Figure collection entries
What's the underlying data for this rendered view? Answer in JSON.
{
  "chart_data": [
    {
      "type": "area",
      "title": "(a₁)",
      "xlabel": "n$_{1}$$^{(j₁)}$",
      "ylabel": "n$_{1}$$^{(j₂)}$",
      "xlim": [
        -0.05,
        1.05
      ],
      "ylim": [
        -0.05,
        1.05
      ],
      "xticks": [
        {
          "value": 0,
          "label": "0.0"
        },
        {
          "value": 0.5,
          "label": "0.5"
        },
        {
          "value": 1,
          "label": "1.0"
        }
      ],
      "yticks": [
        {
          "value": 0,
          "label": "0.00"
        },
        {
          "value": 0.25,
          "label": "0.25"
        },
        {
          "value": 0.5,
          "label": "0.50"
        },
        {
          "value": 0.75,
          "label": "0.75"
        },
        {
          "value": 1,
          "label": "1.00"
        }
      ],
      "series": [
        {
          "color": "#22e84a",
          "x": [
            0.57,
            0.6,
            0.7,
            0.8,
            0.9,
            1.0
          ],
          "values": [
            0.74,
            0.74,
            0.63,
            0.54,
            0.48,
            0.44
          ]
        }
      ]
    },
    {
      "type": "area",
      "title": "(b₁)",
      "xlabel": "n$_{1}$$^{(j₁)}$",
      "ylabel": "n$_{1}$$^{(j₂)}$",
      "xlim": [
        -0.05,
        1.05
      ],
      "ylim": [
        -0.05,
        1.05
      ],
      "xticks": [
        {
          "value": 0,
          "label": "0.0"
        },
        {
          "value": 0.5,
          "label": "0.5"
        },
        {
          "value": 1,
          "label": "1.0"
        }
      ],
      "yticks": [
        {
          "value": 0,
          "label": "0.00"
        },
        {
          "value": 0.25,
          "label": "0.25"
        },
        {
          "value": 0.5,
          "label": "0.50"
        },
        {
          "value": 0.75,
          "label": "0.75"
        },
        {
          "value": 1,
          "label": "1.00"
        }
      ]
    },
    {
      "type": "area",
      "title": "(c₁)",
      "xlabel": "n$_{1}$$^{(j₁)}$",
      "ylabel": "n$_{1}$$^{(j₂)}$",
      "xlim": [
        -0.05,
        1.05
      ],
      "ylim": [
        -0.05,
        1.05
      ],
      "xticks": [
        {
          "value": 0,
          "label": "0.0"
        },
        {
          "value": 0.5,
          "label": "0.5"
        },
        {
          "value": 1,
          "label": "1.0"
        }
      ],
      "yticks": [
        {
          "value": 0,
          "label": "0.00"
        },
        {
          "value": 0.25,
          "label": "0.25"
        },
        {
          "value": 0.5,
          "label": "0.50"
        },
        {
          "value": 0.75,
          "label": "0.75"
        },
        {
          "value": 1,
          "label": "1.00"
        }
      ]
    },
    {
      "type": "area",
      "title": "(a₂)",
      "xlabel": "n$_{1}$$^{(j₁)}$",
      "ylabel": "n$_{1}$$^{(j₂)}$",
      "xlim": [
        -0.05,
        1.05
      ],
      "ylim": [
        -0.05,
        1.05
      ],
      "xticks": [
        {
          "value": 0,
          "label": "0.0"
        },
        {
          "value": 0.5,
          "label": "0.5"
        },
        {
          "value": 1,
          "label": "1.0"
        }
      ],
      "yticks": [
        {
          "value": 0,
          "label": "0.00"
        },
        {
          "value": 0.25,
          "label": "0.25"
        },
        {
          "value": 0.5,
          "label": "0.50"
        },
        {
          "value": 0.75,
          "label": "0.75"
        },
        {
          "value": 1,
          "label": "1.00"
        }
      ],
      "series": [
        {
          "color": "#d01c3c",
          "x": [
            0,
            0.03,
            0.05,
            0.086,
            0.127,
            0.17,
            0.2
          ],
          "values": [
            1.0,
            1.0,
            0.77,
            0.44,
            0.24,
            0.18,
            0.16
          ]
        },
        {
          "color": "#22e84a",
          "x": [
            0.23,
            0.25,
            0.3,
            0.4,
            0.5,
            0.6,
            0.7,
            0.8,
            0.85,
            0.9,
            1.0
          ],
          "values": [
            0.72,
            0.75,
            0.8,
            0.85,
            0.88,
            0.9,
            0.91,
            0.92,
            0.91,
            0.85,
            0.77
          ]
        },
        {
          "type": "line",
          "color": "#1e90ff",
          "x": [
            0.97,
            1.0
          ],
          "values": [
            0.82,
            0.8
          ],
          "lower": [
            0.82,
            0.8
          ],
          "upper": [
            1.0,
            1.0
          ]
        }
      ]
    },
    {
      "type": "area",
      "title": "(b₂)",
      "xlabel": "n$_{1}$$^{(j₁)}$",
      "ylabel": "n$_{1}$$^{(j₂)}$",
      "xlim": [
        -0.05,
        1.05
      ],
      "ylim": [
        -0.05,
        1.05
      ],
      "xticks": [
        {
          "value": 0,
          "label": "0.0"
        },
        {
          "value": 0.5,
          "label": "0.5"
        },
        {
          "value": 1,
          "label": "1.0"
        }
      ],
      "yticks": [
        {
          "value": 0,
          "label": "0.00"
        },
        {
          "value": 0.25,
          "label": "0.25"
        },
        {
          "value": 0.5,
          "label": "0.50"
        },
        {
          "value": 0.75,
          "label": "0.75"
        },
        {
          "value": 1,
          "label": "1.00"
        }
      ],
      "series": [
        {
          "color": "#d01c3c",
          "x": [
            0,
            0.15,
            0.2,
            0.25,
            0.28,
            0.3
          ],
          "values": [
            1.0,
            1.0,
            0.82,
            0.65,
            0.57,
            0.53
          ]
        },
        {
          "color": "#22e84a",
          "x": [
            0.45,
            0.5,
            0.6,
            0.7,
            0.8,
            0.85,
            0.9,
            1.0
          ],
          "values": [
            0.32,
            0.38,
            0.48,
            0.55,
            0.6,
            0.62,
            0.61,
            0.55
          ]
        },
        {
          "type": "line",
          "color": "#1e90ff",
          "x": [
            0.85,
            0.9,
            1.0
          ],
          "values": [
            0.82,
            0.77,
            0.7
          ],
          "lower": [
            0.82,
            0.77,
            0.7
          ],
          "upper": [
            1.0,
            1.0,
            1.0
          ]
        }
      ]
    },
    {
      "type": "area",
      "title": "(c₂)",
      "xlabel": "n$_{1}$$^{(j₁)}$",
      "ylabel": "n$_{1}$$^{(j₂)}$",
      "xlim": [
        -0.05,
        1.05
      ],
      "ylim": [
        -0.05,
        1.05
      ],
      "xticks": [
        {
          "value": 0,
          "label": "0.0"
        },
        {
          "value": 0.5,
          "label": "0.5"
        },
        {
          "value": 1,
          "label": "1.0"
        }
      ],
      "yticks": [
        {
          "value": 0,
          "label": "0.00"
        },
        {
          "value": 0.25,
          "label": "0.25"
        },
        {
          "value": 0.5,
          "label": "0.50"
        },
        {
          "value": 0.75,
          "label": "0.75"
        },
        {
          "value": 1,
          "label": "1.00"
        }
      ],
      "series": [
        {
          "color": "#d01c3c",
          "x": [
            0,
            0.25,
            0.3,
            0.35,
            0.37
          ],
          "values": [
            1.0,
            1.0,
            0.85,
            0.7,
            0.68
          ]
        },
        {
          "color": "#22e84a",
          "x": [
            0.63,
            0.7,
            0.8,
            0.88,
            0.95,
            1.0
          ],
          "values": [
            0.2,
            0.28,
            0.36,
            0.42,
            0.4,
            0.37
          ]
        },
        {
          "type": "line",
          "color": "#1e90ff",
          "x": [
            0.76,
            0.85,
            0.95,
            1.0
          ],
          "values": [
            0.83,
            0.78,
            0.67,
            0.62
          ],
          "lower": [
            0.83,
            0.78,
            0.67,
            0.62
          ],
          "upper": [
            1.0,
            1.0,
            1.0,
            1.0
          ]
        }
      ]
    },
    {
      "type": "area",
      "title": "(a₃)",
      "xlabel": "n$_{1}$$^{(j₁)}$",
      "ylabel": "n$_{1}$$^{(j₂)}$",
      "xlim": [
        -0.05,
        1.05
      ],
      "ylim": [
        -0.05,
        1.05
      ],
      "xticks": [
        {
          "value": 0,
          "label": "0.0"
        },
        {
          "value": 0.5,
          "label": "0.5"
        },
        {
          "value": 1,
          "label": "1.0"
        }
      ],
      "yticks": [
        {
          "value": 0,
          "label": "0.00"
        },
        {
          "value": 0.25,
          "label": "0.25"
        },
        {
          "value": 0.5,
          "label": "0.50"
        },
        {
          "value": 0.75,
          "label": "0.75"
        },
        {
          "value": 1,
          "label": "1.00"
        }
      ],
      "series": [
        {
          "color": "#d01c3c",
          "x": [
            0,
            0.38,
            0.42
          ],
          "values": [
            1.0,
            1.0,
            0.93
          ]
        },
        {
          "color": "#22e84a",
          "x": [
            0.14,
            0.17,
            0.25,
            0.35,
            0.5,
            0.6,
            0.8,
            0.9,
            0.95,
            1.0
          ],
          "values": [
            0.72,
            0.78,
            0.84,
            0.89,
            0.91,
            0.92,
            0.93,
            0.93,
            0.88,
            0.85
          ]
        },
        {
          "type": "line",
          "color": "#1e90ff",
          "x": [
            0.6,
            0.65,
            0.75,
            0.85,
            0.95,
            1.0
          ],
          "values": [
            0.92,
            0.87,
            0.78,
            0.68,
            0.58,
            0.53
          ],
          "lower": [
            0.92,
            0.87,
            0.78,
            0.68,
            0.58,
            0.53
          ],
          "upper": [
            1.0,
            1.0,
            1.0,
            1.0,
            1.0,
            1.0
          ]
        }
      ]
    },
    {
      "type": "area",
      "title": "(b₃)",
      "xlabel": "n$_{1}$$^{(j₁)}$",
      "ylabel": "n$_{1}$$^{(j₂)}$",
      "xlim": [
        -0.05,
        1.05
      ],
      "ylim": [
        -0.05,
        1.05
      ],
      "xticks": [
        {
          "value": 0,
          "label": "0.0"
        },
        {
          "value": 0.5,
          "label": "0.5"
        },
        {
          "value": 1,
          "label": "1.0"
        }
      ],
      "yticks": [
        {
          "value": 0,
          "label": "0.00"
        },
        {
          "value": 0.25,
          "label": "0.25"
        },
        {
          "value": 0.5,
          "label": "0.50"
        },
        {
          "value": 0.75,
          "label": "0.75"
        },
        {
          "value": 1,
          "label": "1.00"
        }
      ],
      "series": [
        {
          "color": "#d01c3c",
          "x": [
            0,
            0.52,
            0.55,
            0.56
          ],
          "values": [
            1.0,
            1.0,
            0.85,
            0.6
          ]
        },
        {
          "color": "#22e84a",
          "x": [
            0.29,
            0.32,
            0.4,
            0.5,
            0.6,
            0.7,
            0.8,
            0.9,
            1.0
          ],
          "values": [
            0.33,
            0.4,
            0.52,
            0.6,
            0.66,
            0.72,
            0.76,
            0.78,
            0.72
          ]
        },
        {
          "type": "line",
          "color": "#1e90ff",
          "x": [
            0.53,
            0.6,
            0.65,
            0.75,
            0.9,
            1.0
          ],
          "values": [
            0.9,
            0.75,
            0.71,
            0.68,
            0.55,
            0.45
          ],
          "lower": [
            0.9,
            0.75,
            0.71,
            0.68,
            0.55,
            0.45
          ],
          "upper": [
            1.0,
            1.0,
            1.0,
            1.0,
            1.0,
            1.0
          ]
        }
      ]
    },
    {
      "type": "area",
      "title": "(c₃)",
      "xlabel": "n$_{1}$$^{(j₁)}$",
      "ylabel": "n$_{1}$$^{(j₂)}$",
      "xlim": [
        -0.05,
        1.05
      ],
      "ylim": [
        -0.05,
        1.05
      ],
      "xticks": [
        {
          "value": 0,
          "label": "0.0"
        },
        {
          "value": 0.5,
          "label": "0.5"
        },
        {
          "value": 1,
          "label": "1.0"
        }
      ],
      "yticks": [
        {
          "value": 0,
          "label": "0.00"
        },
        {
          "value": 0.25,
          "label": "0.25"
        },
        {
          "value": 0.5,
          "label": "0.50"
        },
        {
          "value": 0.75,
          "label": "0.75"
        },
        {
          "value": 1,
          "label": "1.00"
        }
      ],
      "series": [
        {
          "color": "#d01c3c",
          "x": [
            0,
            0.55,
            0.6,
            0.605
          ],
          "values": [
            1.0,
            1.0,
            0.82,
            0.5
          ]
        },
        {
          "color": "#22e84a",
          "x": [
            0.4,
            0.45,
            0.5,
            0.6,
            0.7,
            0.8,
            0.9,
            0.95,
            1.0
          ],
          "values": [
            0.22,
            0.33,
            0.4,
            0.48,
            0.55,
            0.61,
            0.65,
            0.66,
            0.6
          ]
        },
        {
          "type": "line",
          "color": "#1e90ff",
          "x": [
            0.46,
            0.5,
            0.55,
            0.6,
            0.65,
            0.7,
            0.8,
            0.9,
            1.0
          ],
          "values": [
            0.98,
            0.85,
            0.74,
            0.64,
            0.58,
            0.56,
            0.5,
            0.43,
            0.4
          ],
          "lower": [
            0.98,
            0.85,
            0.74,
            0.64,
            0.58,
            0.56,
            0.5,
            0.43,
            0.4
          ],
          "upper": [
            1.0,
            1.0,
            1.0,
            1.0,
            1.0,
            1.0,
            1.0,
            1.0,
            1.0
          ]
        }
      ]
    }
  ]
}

Problem details
Say how many lines in this material hold "title", and say nothing else.

Task response
9